(Collected data)
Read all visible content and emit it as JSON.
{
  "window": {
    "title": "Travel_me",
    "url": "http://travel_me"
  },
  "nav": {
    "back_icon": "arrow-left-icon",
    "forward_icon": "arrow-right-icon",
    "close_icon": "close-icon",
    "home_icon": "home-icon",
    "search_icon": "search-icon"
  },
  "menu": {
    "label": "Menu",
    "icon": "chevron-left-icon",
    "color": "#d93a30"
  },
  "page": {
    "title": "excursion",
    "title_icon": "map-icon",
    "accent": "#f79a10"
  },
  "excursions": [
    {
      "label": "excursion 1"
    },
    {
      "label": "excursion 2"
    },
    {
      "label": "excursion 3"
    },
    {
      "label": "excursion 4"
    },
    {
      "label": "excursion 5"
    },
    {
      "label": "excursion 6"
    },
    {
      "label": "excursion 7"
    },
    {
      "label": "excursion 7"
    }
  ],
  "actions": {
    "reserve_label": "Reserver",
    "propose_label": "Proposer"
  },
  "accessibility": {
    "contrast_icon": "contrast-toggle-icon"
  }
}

## AIM
Faithfully reproduce all of the records, character for character.

## CORRECT RESPONSE
Read all visible content and emit it as JSON.
{
  "window": {
    "title": "Travel_me",
    "url": "http://travel_me"
  },
  "nav": {
    "back_icon": "arrow-left-icon",
    "forward_icon": "arrow-right-icon",
    "close_icon": "close-icon",
    "home_icon": "home-icon",
    "search_icon": "search-icon"
  },
  "menu": {
    "label": "Menu",
    "icon": "chevron-left-icon",
    "color": "#d93a30"
  },
  "page": {
    "title": "excursion",
    "title_icon": "map-icon",
    "accent": "#f79a10"
  },
  "excursions": [
    {
      "label": "excursion 1"
    },
    {
      "label": "excursion 2"
    },
    {
      "label": "excursion 3"
    },
    {
      "label": "excursion 4"
    },
    {
      "label": "excursion 5"
    },
    {
      "label": "excursion 6"
    },
    {
      "label": "excursion 7"
    },
    {
      "label": "excursion 7"
    }
  ],
  "actions": {
    "reserve_label": "Reserver",
    "propose_label": "Proposer"
  },
  "accessibility": {
    "contrast_icon": "contrast-toggle-icon"
  }
}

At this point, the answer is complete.